Data excerpts:
····················

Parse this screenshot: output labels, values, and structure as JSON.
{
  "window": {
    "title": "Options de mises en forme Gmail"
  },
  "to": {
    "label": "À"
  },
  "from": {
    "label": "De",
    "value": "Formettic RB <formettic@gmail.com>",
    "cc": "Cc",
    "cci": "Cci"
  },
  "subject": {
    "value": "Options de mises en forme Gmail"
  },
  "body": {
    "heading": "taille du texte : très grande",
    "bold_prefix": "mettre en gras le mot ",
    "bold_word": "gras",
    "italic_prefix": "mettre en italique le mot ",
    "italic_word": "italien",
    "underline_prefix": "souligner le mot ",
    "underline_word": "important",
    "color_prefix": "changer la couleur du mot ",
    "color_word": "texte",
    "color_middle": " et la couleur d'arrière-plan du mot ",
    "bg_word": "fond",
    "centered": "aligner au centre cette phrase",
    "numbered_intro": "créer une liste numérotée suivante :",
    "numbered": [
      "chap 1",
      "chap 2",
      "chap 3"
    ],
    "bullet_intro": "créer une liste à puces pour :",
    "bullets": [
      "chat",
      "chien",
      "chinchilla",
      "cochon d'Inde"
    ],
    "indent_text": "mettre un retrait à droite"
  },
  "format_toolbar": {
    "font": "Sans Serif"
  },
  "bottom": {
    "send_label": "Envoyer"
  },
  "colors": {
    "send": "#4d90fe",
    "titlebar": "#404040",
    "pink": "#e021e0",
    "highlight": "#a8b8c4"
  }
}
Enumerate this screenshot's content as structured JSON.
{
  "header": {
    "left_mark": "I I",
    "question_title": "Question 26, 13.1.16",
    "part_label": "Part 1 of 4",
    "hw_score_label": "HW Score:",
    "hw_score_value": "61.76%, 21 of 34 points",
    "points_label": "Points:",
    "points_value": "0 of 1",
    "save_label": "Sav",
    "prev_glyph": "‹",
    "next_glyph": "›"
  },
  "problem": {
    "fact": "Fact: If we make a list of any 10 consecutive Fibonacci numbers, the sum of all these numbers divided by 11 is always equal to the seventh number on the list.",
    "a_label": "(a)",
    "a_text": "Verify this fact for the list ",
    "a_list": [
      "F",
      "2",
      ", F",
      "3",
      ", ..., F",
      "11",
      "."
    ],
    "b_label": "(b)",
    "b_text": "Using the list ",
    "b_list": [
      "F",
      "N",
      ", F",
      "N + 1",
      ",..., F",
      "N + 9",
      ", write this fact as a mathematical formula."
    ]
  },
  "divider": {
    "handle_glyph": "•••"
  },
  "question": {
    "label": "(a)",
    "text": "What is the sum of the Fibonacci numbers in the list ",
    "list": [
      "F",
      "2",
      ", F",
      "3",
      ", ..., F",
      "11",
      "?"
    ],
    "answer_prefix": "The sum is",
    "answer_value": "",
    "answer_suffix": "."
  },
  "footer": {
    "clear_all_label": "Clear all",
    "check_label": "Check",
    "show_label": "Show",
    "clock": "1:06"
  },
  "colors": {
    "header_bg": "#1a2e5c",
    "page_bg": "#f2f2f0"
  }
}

····················

WHAT YOU NEED TO DO
Lines containing the string "mises" are to be selected and copied.

SOLUTION TO THIS EXERCISE
    "title": "Options de mises en forme Gmail"
    "value": "Options de mises en forme Gmail"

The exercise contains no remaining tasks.